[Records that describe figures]
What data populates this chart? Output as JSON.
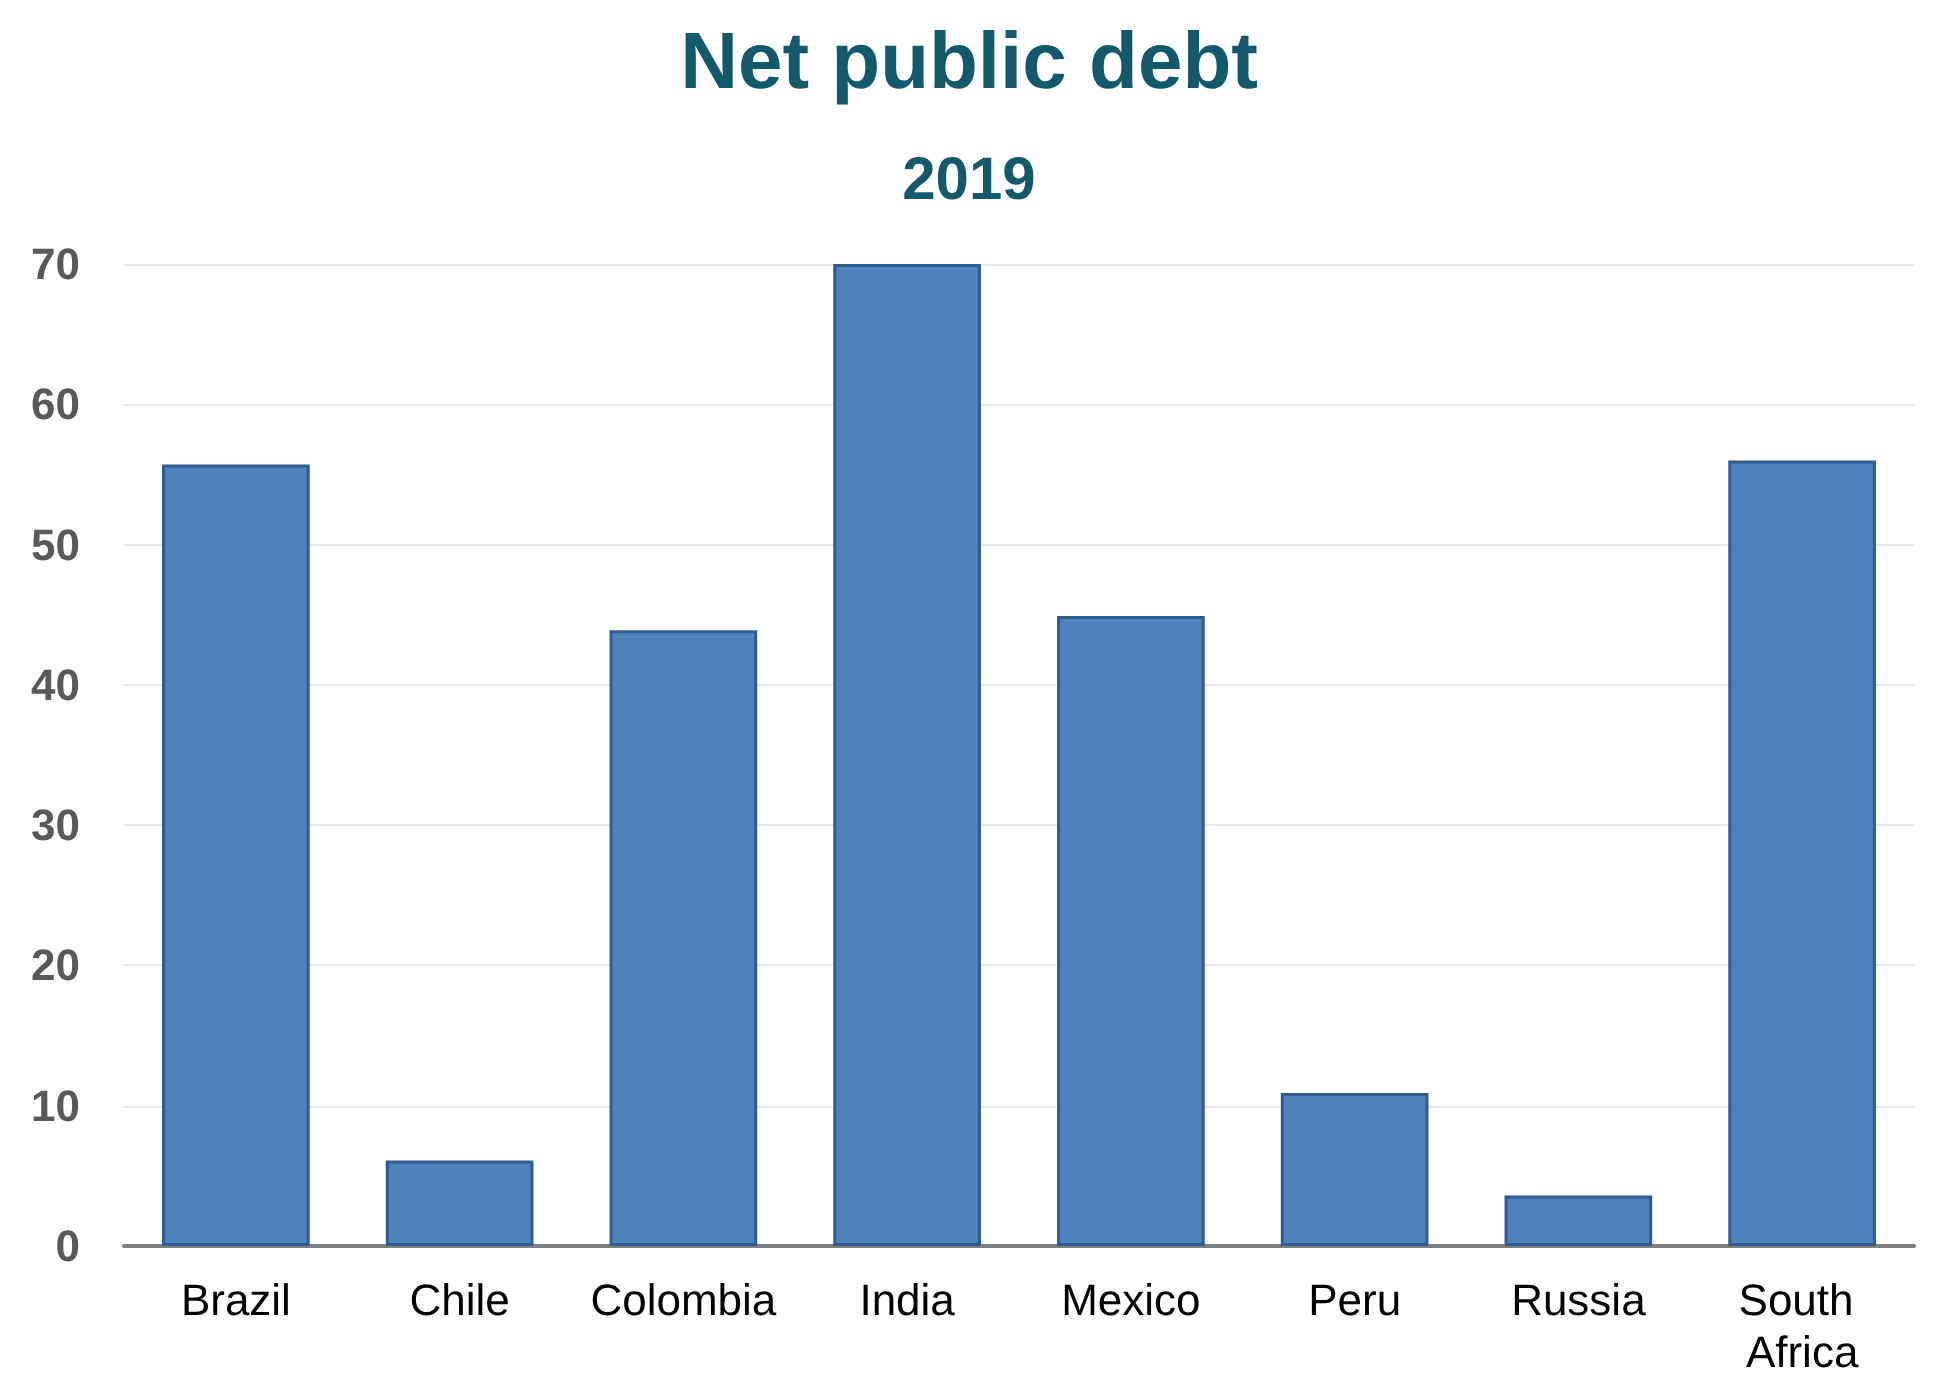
{
  "chart_data": {
    "type": "bar",
    "title": "Net public debt",
    "subtitle": "2019",
    "categories": [
      "Brazil",
      "Chile",
      "Colombia",
      "India",
      "Mexico",
      "Peru",
      "Russia",
      "South Africa"
    ],
    "values": [
      55.7,
      6.1,
      43.9,
      70,
      44.9,
      10.9,
      3.6,
      56
    ],
    "color": "#4f81bd",
    "ylim": [
      0,
      70
    ],
    "yticks": [
      0,
      10,
      20,
      30,
      40,
      50,
      60,
      70
    ],
    "grid": "y"
  }
}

Written problem:
Set down the material exactly, every line of it, except for the pictures.

Written response:
What data populates this chart? Output as JSON.
{
  "chart_data": {
    "type": "bar",
    "title": "Net public debt",
    "subtitle": "2019",
    "categories": [
      "Brazil",
      "Chile",
      "Colombia",
      "India",
      "Mexico",
      "Peru",
      "Russia",
      "South Africa"
    ],
    "values": [
      55.7,
      6.1,
      43.9,
      70,
      44.9,
      10.9,
      3.6,
      56
    ],
    "color": "#4f81bd",
    "ylim": [
      0,
      70
    ],
    "yticks": [
      0,
      10,
      20,
      30,
      40,
      50,
      60,
      70
    ],
    "grid": "y"
  }
}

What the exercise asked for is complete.